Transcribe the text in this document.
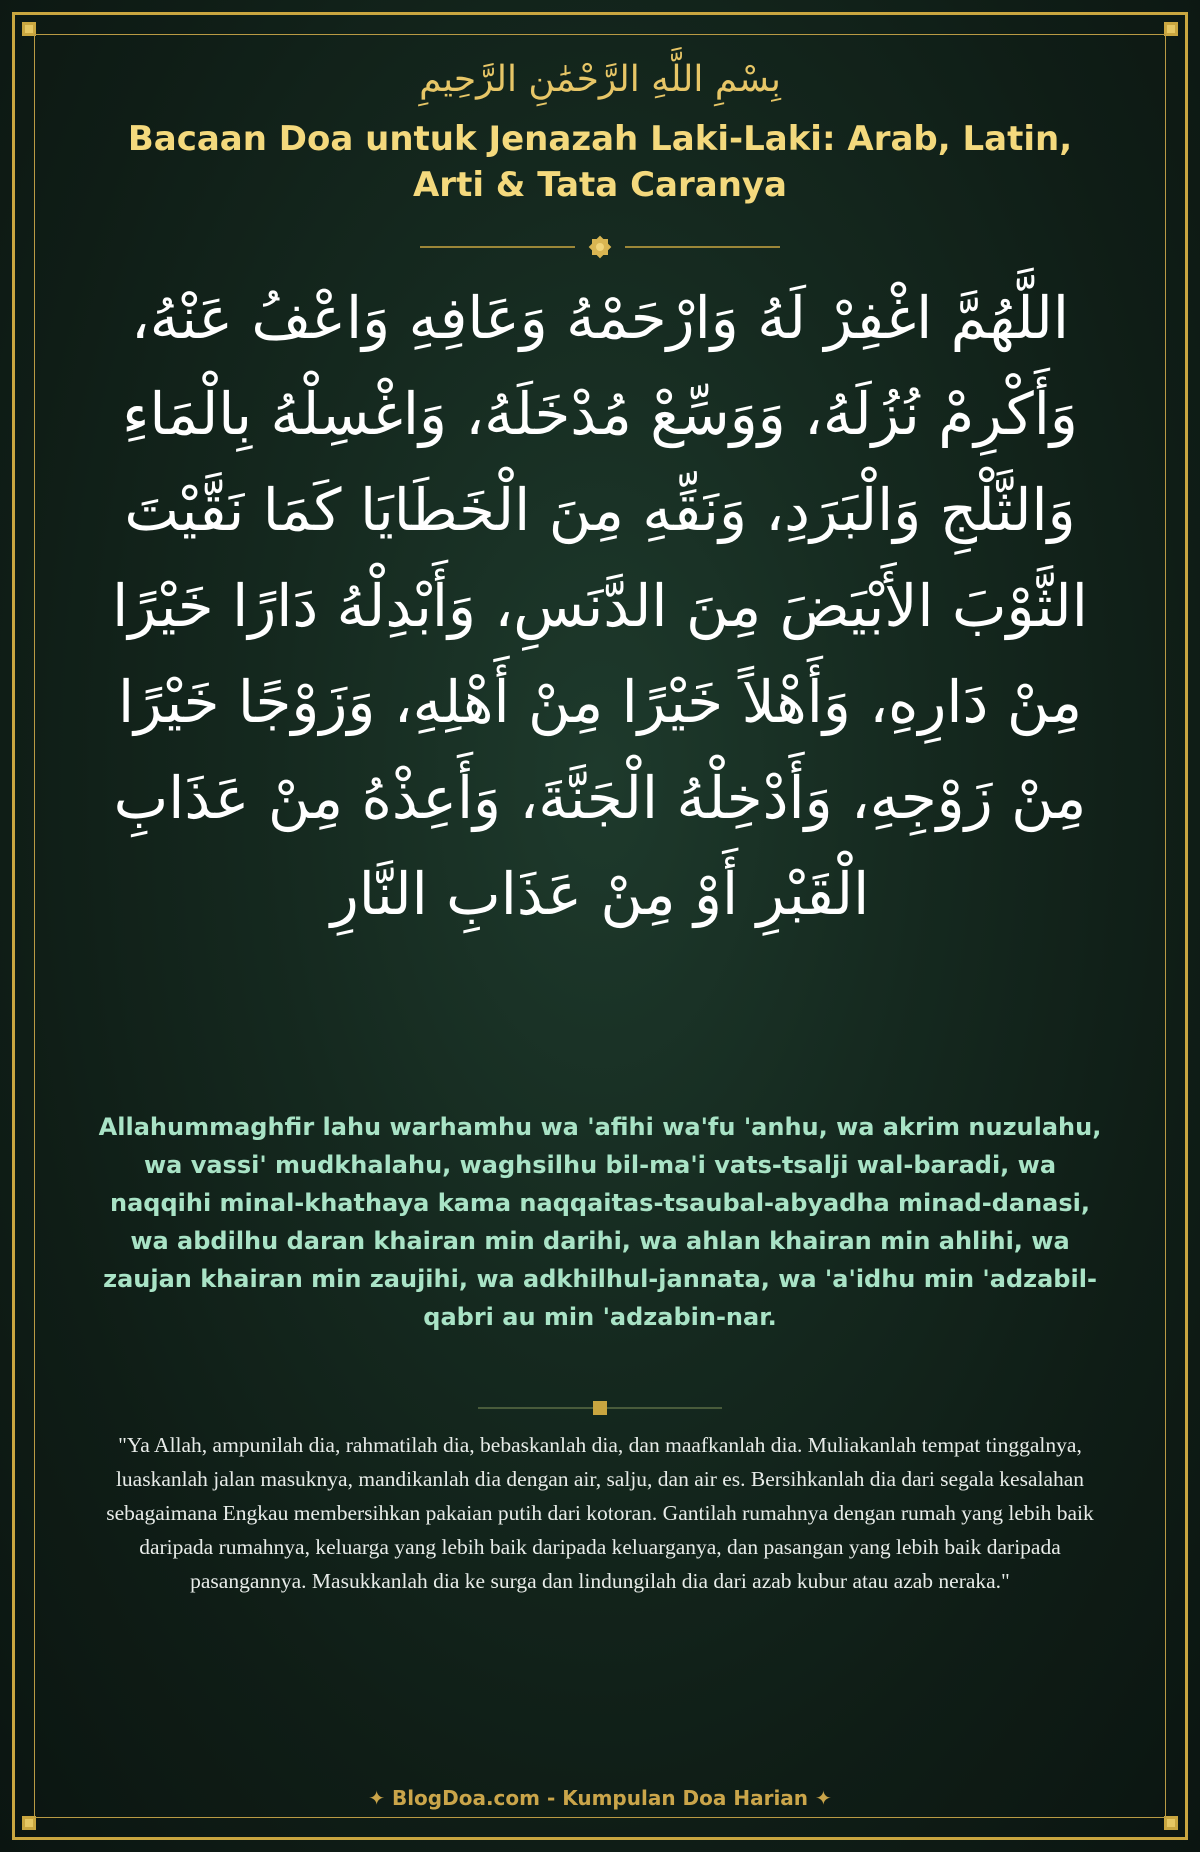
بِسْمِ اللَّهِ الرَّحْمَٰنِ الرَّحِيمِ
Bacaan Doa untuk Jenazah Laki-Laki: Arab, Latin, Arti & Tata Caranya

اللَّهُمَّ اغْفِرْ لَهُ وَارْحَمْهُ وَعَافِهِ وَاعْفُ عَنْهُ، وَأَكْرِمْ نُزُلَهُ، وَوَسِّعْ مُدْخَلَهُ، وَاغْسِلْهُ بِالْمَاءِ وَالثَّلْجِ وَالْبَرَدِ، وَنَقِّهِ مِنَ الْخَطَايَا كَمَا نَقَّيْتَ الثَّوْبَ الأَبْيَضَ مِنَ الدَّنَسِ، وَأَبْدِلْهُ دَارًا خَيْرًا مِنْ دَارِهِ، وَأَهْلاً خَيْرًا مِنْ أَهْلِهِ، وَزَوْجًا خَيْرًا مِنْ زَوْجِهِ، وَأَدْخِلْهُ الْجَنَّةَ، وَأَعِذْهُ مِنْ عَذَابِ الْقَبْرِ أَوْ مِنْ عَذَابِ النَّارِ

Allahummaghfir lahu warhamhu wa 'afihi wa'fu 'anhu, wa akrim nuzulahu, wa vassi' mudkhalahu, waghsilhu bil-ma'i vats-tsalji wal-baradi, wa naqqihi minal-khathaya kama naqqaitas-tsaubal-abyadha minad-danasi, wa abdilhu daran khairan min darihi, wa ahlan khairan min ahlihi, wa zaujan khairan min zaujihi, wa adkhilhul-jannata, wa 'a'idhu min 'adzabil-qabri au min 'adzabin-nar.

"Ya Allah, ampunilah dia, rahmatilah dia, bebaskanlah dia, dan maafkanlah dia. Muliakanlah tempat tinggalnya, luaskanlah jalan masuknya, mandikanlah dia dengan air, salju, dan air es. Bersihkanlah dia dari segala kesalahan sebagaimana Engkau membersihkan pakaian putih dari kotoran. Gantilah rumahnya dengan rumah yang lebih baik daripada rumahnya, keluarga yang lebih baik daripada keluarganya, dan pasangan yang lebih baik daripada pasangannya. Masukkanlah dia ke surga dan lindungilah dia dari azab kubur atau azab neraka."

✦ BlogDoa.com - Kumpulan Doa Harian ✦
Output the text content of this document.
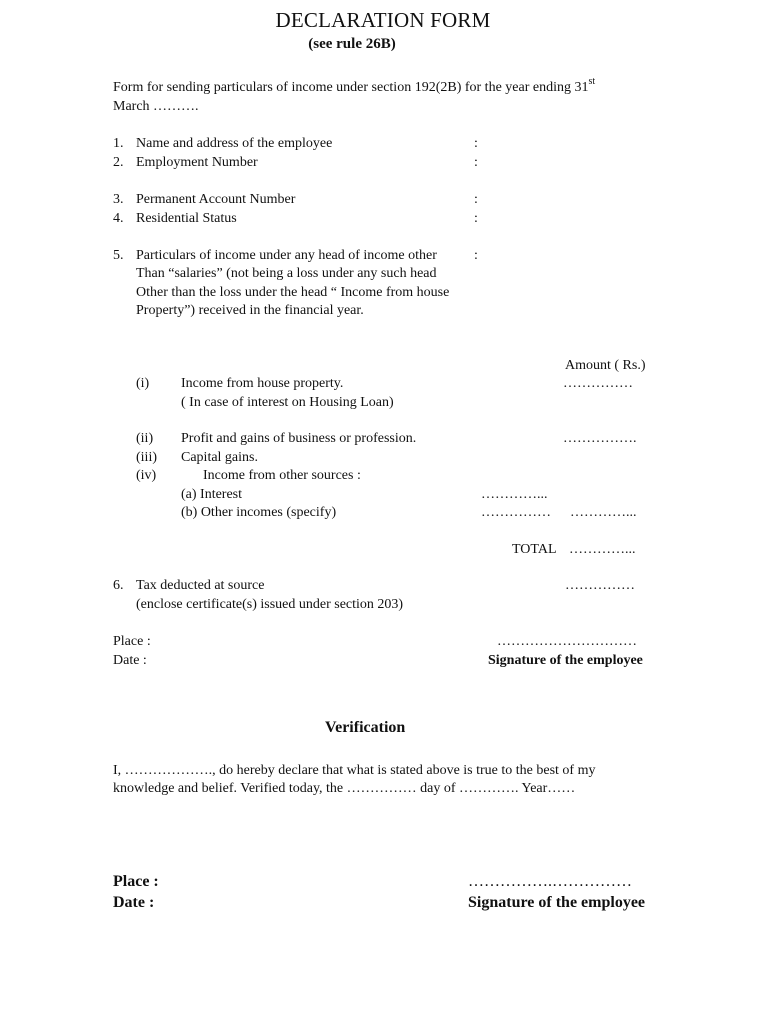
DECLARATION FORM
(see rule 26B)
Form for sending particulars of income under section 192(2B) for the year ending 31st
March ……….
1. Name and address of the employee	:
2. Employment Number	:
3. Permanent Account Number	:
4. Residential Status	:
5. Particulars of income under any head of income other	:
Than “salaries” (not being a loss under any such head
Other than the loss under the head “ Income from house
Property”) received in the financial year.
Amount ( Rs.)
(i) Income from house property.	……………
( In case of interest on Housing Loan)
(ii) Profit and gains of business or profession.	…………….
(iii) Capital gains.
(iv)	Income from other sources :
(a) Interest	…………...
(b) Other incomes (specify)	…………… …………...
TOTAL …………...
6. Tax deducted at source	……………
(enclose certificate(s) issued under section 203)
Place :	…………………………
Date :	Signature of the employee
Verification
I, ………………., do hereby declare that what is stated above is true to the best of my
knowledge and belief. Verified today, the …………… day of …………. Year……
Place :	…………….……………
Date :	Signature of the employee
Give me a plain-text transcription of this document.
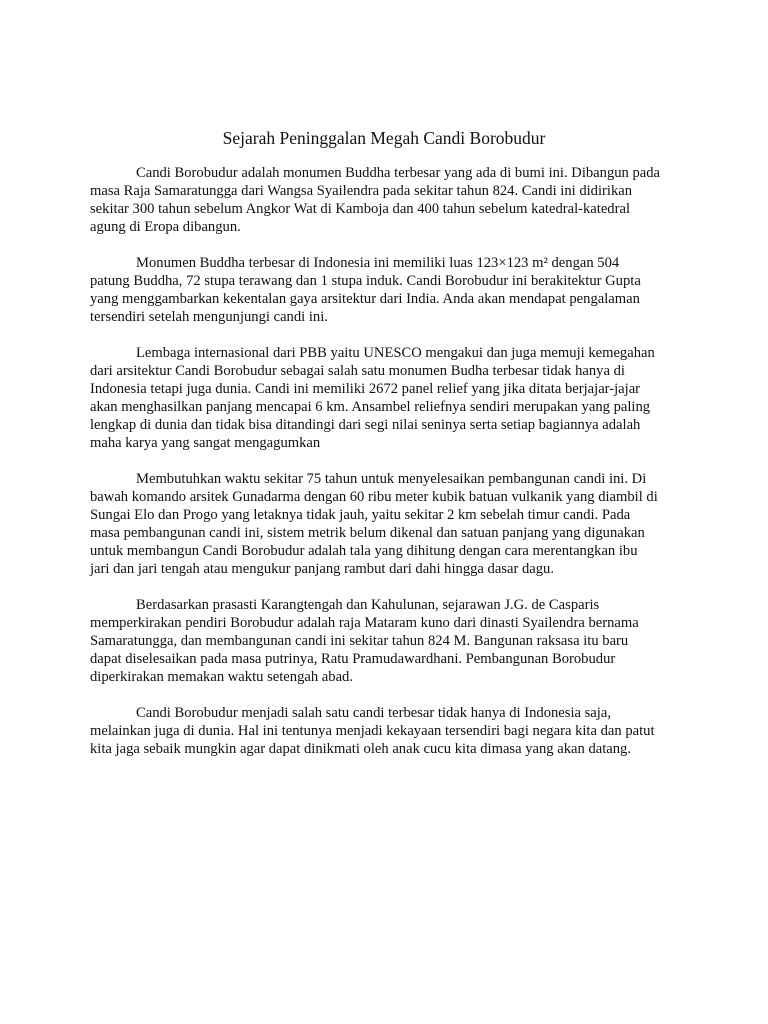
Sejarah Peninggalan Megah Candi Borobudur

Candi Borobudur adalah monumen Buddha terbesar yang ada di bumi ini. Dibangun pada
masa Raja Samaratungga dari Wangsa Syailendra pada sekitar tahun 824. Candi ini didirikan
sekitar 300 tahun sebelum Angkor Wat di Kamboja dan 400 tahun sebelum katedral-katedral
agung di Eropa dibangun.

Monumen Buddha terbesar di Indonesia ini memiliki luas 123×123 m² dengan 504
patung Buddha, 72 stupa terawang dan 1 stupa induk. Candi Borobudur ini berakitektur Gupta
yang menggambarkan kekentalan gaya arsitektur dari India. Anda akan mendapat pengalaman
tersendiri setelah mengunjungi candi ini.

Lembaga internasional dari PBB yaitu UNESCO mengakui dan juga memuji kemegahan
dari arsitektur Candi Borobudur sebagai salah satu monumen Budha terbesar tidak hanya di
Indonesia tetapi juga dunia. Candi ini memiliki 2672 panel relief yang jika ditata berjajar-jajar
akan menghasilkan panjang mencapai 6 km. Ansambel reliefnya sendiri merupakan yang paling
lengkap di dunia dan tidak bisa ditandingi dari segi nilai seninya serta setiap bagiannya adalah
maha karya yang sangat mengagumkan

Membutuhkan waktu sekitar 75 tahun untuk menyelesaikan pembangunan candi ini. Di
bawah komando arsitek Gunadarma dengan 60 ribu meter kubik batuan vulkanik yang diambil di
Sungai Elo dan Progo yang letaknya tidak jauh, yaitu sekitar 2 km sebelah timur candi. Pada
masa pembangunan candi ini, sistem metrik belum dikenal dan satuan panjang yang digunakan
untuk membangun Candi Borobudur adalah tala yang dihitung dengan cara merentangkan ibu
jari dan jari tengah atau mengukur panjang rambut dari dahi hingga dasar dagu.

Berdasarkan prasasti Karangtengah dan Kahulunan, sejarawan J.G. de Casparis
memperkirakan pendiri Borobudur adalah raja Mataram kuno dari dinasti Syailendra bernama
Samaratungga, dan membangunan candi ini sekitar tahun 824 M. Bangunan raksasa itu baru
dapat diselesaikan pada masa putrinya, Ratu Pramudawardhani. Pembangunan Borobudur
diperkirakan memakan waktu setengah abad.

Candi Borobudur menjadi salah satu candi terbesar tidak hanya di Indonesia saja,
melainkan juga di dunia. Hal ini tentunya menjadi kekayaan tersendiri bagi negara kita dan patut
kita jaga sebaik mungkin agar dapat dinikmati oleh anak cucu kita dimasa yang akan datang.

____

**TASK TO CARRY OUT**
Transcribe every line from the records above without alteration, and leave out the images.

**WRITTEN RESPONSE**
Transcribe the text in this document.
بِسْمِ اللَّهِ الرَّحْمَٰنِ الرَّحِيمِ
Bacaan Doa untuk Jenazah Laki-Laki: Arab, Latin, Arti & Tata Caranya

اللَّهُمَّ اغْفِرْ لَهُ وَارْحَمْهُ وَعَافِهِ وَاعْفُ عَنْهُ، وَأَكْرِمْ نُزُلَهُ، وَوَسِّعْ مُدْخَلَهُ، وَاغْسِلْهُ بِالْمَاءِ وَالثَّلْجِ وَالْبَرَدِ، وَنَقِّهِ مِنَ الْخَطَايَا كَمَا نَقَّيْتَ الثَّوْبَ الأَبْيَضَ مِنَ الدَّنَسِ، وَأَبْدِلْهُ دَارًا خَيْرًا مِنْ دَارِهِ، وَأَهْلاً خَيْرًا مِنْ أَهْلِهِ، وَزَوْجًا خَيْرًا مِنْ زَوْجِهِ، وَأَدْخِلْهُ الْجَنَّةَ، وَأَعِذْهُ مِنْ عَذَابِ الْقَبْرِ أَوْ مِنْ عَذَابِ النَّارِ

Allahummaghfir lahu warhamhu wa 'afihi wa'fu 'anhu, wa akrim nuzulahu, wa vassi' mudkhalahu, waghsilhu bil-ma'i vats-tsalji wal-baradi, wa naqqihi minal-khathaya kama naqqaitas-tsaubal-abyadha minad-danasi, wa abdilhu daran khairan min darihi, wa ahlan khairan min ahlihi, wa zaujan khairan min zaujihi, wa adkhilhul-jannata, wa 'a'idhu min 'adzabil-qabri au min 'adzabin-nar.

"Ya Allah, ampunilah dia, rahmatilah dia, bebaskanlah dia, dan maafkanlah dia. Muliakanlah tempat tinggalnya, luaskanlah jalan masuknya, mandikanlah dia dengan air, salju, dan air es. Bersihkanlah dia dari segala kesalahan sebagaimana Engkau membersihkan pakaian putih dari kotoran. Gantilah rumahnya dengan rumah yang lebih baik daripada rumahnya, keluarga yang lebih baik daripada keluarganya, dan pasangan yang lebih baik daripada pasangannya. Masukkanlah dia ke surga dan lindungilah dia dari azab kubur atau azab neraka."

✦ BlogDoa.com - Kumpulan Doa Harian ✦
Output the text content of this document.
DECLARATION FORM
(see rule 26B)
Form for sending particulars of income under section 192(2B) for the year ending 31st
March ……….
1. Name and address of the employee	:
2. Employment Number	:
3. Permanent Account Number	:
4. Residential Status	:
5. Particulars of income under any head of income other	:
Than “salaries” (not being a loss under any such head
Other than the loss under the head “ Income from house
Property”) received in the financial year.
Amount ( Rs.)
(i) Income from house property.	……………
( In case of interest on Housing Loan)
(ii) Profit and gains of business or profession.	…………….
(iii) Capital gains.
(iv)	Income from other sources :
(a) Interest	…………...
(b) Other incomes (specify)	…………… …………...
TOTAL …………...
6. Tax deducted at source	……………
(enclose certificate(s) issued under section 203)
Place :	…………………………
Date :	Signature of the employee
Verification
I, ………………., do hereby declare that what is stated above is true to the best of my
knowledge and belief. Verified today, the …………… day of …………. Year……
Place :	…………….……………
Date :	Signature of the employee
Give me a plain-text transcription of this document.
Sejarah Peninggalan Megah Candi Borobudur

Candi Borobudur adalah monumen Buddha terbesar yang ada di bumi ini. Dibangun pada
masa Raja Samaratungga dari Wangsa Syailendra pada sekitar tahun 824. Candi ini didirikan
sekitar 300 tahun sebelum Angkor Wat di Kamboja dan 400 tahun sebelum katedral-katedral
agung di Eropa dibangun.

Monumen Buddha terbesar di Indonesia ini memiliki luas 123×123 m² dengan 504
patung Buddha, 72 stupa terawang dan 1 stupa induk. Candi Borobudur ini berakitektur Gupta
yang menggambarkan kekentalan gaya arsitektur dari India. Anda akan mendapat pengalaman
tersendiri setelah mengunjungi candi ini.

Lembaga internasional dari PBB yaitu UNESCO mengakui dan juga memuji kemegahan
dari arsitektur Candi Borobudur sebagai salah satu monumen Budha terbesar tidak hanya di
Indonesia tetapi juga dunia. Candi ini memiliki 2672 panel relief yang jika ditata berjajar-jajar
akan menghasilkan panjang mencapai 6 km. Ansambel reliefnya sendiri merupakan yang paling
lengkap di dunia dan tidak bisa ditandingi dari segi nilai seninya serta setiap bagiannya adalah
maha karya yang sangat mengagumkan

Membutuhkan waktu sekitar 75 tahun untuk menyelesaikan pembangunan candi ini. Di
bawah komando arsitek Gunadarma dengan 60 ribu meter kubik batuan vulkanik yang diambil di
Sungai Elo dan Progo yang letaknya tidak jauh, yaitu sekitar 2 km sebelah timur candi. Pada
masa pembangunan candi ini, sistem metrik belum dikenal dan satuan panjang yang digunakan
untuk membangun Candi Borobudur adalah tala yang dihitung dengan cara merentangkan ibu
jari dan jari tengah atau mengukur panjang rambut dari dahi hingga dasar dagu.

Berdasarkan prasasti Karangtengah dan Kahulunan, sejarawan J.G. de Casparis
memperkirakan pendiri Borobudur adalah raja Mataram kuno dari dinasti Syailendra bernama
Samaratungga, dan membangunan candi ini sekitar tahun 824 M. Bangunan raksasa itu baru
dapat diselesaikan pada masa putrinya, Ratu Pramudawardhani. Pembangunan Borobudur
diperkirakan memakan waktu setengah abad.

Candi Borobudur menjadi salah satu candi terbesar tidak hanya di Indonesia saja,
melainkan juga di dunia. Hal ini tentunya menjadi kekayaan tersendiri bagi negara kita dan patut
kita jaga sebaik mungkin agar dapat dinikmati oleh anak cucu kita dimasa yang akan datang.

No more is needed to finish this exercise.